Records that describe figures:
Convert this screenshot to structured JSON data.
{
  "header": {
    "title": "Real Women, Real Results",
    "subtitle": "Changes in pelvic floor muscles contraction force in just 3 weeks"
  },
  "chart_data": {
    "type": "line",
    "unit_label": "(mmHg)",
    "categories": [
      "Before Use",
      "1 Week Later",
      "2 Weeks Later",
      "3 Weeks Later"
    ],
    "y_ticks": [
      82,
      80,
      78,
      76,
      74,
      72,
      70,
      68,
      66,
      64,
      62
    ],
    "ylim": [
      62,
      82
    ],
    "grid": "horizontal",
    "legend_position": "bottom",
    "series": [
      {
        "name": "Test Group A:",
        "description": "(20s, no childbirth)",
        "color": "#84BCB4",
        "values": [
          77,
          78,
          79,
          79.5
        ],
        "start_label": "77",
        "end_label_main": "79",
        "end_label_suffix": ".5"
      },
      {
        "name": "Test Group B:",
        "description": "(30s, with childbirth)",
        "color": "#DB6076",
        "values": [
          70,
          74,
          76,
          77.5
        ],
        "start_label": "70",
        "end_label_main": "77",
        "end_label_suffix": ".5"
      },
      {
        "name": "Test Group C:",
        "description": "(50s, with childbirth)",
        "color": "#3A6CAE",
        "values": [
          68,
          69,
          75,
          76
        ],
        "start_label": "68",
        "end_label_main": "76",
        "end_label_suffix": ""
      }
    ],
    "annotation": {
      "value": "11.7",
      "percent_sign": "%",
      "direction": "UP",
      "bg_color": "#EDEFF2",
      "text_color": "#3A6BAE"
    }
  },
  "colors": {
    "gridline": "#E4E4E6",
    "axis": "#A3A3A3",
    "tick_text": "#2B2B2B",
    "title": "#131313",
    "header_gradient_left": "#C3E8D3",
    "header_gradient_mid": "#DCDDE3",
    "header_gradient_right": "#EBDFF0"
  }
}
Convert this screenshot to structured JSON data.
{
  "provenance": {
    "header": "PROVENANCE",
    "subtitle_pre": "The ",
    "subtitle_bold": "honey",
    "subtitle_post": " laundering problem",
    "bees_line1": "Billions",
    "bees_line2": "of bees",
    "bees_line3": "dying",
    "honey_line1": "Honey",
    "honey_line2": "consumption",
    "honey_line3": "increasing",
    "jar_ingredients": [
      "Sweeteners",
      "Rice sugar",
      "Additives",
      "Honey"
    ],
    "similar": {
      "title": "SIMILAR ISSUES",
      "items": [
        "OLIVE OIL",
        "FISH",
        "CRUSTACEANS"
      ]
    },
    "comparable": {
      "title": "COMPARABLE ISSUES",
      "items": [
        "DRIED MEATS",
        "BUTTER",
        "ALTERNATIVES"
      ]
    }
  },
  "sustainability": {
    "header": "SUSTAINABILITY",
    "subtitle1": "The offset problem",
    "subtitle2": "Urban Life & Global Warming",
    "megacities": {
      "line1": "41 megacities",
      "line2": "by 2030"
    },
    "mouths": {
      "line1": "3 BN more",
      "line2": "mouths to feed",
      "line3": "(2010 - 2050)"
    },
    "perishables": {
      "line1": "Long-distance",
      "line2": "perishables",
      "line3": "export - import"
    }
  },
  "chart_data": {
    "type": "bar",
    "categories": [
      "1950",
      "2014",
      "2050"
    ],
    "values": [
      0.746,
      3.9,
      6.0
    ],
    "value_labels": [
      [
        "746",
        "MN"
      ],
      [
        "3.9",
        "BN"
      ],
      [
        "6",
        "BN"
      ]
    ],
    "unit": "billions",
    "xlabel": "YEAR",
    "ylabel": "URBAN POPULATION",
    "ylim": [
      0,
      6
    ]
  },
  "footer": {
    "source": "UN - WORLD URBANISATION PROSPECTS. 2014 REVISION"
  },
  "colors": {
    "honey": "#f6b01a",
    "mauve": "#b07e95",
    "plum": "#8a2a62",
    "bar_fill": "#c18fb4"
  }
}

Goal of the exercise: Using the material above, print every entry exactly as written.

Final answer:
Convert this screenshot to structured JSON data.
{
  "header": {
    "title": "Real Women, Real Results",
    "subtitle": "Changes in pelvic floor muscles contraction force in just 3 weeks"
  },
  "chart_data": {
    "type": "line",
    "unit_label": "(mmHg)",
    "categories": [
      "Before Use",
      "1 Week Later",
      "2 Weeks Later",
      "3 Weeks Later"
    ],
    "y_ticks": [
      82,
      80,
      78,
      76,
      74,
      72,
      70,
      68,
      66,
      64,
      62
    ],
    "ylim": [
      62,
      82
    ],
    "grid": "horizontal",
    "legend_position": "bottom",
    "series": [
      {
        "name": "Test Group A:",
        "description": "(20s, no childbirth)",
        "color": "#84BCB4",
        "values": [
          77,
          78,
          79,
          79.5
        ],
        "start_label": "77",
        "end_label_main": "79",
        "end_label_suffix": ".5"
      },
      {
        "name": "Test Group B:",
        "description": "(30s, with childbirth)",
        "color": "#DB6076",
        "values": [
          70,
          74,
          76,
          77.5
        ],
        "start_label": "70",
        "end_label_main": "77",
        "end_label_suffix": ".5"
      },
      {
        "name": "Test Group C:",
        "description": "(50s, with childbirth)",
        "color": "#3A6CAE",
        "values": [
          68,
          69,
          75,
          76
        ],
        "start_label": "68",
        "end_label_main": "76",
        "end_label_suffix": ""
      }
    ],
    "annotation": {
      "value": "11.7",
      "percent_sign": "%",
      "direction": "UP",
      "bg_color": "#EDEFF2",
      "text_color": "#3A6BAE"
    }
  },
  "colors": {
    "gridline": "#E4E4E6",
    "axis": "#A3A3A3",
    "tick_text": "#2B2B2B",
    "title": "#131313",
    "header_gradient_left": "#C3E8D3",
    "header_gradient_mid": "#DCDDE3",
    "header_gradient_right": "#EBDFF0"
  }
}
Convert this screenshot to structured JSON data.
{
  "provenance": {
    "header": "PROVENANCE",
    "subtitle_pre": "The ",
    "subtitle_bold": "honey",
    "subtitle_post": " laundering problem",
    "bees_line1": "Billions",
    "bees_line2": "of bees",
    "bees_line3": "dying",
    "honey_line1": "Honey",
    "honey_line2": "consumption",
    "honey_line3": "increasing",
    "jar_ingredients": [
      "Sweeteners",
      "Rice sugar",
      "Additives",
      "Honey"
    ],
    "similar": {
      "title": "SIMILAR ISSUES",
      "items": [
        "OLIVE OIL",
        "FISH",
        "CRUSTACEANS"
      ]
    },
    "comparable": {
      "title": "COMPARABLE ISSUES",
      "items": [
        "DRIED MEATS",
        "BUTTER",
        "ALTERNATIVES"
      ]
    }
  },
  "sustainability": {
    "header": "SUSTAINABILITY",
    "subtitle1": "The offset problem",
    "subtitle2": "Urban Life & Global Warming",
    "megacities": {
      "line1": "41 megacities",
      "line2": "by 2030"
    },
    "mouths": {
      "line1": "3 BN more",
      "line2": "mouths to feed",
      "line3": "(2010 - 2050)"
    },
    "perishables": {
      "line1": "Long-distance",
      "line2": "perishables",
      "line3": "export - import"
    }
  },
  "chart_data": {
    "type": "bar",
    "categories": [
      "1950",
      "2014",
      "2050"
    ],
    "values": [
      0.746,
      3.9,
      6.0
    ],
    "value_labels": [
      [
        "746",
        "MN"
      ],
      [
        "3.9",
        "BN"
      ],
      [
        "6",
        "BN"
      ]
    ],
    "unit": "billions",
    "xlabel": "YEAR",
    "ylabel": "URBAN POPULATION",
    "ylim": [
      0,
      6
    ]
  },
  "footer": {
    "source": "UN - WORLD URBANISATION PROSPECTS. 2014 REVISION"
  },
  "colors": {
    "honey": "#f6b01a",
    "mauve": "#b07e95",
    "plum": "#8a2a62",
    "bar_fill": "#c18fb4"
  }
}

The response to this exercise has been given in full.